§ **Requirement**: How many lines in the records below hold the string "water"? Please answer with the number and nothing more.

== Supplied material ==

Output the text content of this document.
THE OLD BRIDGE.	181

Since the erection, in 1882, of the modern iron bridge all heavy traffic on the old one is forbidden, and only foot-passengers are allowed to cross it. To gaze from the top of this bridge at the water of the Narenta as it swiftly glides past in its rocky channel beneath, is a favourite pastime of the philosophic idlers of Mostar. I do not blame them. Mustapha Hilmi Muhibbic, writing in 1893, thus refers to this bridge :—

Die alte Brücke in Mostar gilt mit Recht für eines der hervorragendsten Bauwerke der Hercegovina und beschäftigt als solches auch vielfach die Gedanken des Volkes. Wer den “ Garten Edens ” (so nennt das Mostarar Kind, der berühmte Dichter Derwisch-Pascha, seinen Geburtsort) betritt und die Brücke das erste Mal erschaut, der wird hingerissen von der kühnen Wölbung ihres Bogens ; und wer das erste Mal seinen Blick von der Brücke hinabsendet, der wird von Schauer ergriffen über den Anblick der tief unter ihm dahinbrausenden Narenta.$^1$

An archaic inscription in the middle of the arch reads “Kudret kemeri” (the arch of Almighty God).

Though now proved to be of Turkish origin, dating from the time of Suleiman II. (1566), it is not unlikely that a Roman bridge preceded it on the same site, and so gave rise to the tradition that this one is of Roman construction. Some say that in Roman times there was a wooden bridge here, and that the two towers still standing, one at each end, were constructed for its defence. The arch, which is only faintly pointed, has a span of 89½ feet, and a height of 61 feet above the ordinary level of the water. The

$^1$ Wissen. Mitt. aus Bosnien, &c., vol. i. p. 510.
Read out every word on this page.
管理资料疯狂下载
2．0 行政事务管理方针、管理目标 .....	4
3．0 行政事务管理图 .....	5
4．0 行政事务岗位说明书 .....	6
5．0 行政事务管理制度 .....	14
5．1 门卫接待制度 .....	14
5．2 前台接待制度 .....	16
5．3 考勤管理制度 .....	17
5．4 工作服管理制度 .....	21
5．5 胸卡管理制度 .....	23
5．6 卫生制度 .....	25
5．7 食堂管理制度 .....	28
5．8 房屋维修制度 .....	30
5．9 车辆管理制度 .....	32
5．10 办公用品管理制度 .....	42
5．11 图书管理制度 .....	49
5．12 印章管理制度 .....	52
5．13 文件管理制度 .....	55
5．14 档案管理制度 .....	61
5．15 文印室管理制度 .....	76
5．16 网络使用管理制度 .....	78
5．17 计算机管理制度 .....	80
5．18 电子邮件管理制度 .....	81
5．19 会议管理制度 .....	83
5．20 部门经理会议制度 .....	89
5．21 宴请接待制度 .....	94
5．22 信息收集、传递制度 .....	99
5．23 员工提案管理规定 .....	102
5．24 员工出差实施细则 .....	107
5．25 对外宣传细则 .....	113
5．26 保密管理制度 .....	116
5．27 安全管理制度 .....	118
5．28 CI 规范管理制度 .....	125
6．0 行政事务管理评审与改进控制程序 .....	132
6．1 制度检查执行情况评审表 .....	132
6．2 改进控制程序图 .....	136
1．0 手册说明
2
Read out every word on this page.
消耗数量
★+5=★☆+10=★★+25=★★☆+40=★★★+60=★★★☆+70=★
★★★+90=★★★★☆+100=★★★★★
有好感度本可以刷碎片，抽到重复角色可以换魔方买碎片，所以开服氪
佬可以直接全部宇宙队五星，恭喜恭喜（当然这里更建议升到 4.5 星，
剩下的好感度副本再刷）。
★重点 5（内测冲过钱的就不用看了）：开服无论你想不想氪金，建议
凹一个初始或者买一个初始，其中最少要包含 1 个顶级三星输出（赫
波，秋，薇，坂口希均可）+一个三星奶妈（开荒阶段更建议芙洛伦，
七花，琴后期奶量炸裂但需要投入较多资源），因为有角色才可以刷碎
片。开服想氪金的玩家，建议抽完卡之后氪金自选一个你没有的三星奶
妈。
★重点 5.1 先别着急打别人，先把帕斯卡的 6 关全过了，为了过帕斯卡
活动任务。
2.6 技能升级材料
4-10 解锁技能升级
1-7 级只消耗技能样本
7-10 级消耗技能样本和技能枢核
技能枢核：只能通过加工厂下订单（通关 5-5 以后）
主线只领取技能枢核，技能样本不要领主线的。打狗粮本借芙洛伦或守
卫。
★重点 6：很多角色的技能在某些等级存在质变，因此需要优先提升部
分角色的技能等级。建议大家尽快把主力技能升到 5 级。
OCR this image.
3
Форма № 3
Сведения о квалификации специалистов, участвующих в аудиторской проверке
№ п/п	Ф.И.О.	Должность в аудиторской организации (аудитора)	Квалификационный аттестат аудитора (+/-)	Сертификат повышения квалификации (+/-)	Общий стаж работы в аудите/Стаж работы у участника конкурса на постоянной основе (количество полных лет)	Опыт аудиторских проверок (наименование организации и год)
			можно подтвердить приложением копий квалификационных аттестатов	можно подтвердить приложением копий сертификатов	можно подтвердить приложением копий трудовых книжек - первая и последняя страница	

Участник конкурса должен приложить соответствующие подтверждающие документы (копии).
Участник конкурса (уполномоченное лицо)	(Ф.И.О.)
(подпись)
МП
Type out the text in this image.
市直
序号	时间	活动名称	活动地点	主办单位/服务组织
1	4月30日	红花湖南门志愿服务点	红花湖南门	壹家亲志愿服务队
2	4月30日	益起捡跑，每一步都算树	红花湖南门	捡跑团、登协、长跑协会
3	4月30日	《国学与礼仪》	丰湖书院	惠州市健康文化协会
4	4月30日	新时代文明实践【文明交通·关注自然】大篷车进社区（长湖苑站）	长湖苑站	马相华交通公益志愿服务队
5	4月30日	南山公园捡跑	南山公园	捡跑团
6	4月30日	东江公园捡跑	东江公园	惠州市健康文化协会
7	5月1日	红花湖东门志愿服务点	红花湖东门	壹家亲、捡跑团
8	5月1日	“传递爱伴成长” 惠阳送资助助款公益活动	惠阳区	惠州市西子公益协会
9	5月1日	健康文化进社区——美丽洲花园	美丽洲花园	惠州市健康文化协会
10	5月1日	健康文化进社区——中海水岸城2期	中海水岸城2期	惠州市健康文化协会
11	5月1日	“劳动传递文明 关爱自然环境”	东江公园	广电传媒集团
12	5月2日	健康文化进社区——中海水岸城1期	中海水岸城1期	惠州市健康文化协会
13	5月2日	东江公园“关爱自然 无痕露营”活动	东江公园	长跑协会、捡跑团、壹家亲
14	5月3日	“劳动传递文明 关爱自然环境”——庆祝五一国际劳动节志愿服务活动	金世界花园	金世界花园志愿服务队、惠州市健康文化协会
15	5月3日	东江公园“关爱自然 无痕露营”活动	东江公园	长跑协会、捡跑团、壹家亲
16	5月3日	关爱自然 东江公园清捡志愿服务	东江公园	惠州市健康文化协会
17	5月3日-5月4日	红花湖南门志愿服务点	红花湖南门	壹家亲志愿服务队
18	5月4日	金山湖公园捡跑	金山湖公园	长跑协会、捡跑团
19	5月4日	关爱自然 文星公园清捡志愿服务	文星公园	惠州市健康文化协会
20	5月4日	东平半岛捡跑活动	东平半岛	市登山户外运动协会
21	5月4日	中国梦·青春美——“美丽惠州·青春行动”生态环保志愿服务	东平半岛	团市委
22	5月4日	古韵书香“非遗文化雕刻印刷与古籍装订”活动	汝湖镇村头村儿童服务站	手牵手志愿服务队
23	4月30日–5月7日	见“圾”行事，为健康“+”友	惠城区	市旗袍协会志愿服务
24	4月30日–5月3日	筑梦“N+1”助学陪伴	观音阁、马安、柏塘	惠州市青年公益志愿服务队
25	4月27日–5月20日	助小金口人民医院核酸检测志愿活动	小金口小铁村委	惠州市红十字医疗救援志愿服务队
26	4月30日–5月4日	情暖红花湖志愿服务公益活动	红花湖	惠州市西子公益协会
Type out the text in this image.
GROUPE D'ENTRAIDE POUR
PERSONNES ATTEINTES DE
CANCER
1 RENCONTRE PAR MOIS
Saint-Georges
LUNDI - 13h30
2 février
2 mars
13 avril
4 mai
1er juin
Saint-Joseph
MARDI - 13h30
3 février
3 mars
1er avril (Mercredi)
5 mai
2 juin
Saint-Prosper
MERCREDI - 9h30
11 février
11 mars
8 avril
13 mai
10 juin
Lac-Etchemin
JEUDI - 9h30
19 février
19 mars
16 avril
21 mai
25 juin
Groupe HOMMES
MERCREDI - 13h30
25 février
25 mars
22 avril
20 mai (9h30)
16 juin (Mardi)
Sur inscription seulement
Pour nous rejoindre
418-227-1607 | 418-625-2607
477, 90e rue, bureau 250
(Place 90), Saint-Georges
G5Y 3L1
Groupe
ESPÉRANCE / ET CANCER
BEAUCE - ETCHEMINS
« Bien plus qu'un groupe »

===

§ **Problem solution**: 2